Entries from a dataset
-*-
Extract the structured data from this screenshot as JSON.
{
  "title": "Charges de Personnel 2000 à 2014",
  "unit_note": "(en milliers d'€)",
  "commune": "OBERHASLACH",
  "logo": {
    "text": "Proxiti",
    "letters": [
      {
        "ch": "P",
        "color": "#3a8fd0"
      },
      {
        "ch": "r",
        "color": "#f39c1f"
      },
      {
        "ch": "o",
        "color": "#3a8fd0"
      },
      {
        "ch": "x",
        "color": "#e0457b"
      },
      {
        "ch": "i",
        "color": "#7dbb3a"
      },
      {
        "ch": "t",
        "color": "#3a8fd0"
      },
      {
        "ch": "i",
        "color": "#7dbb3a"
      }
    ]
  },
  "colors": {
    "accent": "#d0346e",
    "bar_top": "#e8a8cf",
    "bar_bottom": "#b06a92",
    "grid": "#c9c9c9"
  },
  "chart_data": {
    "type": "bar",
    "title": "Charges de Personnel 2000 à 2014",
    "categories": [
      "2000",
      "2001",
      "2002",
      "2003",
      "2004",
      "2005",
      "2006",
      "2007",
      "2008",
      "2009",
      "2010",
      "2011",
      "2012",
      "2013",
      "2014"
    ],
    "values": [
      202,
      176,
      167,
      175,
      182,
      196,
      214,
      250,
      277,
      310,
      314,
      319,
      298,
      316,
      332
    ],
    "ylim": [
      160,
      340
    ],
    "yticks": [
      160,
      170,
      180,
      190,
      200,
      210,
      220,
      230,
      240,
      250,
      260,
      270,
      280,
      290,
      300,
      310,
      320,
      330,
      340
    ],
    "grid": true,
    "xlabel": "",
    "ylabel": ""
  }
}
-*-
== SET EXERCISE ==
Repeat each record in full; every line must match exactly.

== SOLUTION TO THE PROBLEM ==
Extract the structured data from this screenshot as JSON.
{
  "title": "Charges de Personnel 2000 à 2014",
  "unit_note": "(en milliers d'€)",
  "commune": "OBERHASLACH",
  "logo": {
    "text": "Proxiti",
    "letters": [
      {
        "ch": "P",
        "color": "#3a8fd0"
      },
      {
        "ch": "r",
        "color": "#f39c1f"
      },
      {
        "ch": "o",
        "color": "#3a8fd0"
      },
      {
        "ch": "x",
        "color": "#e0457b"
      },
      {
        "ch": "i",
        "color": "#7dbb3a"
      },
      {
        "ch": "t",
        "color": "#3a8fd0"
      },
      {
        "ch": "i",
        "color": "#7dbb3a"
      }
    ]
  },
  "colors": {
    "accent": "#d0346e",
    "bar_top": "#e8a8cf",
    "bar_bottom": "#b06a92",
    "grid": "#c9c9c9"
  },
  "chart_data": {
    "type": "bar",
    "title": "Charges de Personnel 2000 à 2014",
    "categories": [
      "2000",
      "2001",
      "2002",
      "2003",
      "2004",
      "2005",
      "2006",
      "2007",
      "2008",
      "2009",
      "2010",
      "2011",
      "2012",
      "2013",
      "2014"
    ],
    "values": [
      202,
      176,
      167,
      175,
      182,
      196,
      214,
      250,
      277,
      310,
      314,
      319,
      298,
      316,
      332
    ],
    "ylim": [
      160,
      340
    ],
    "yticks": [
      160,
      170,
      180,
      190,
      200,
      210,
      220,
      230,
      240,
      250,
      260,
      270,
      280,
      290,
      300,
      310,
      320,
      330,
      340
    ],
    "grid": true,
    "xlabel": "",
    "ylabel": ""
  }
}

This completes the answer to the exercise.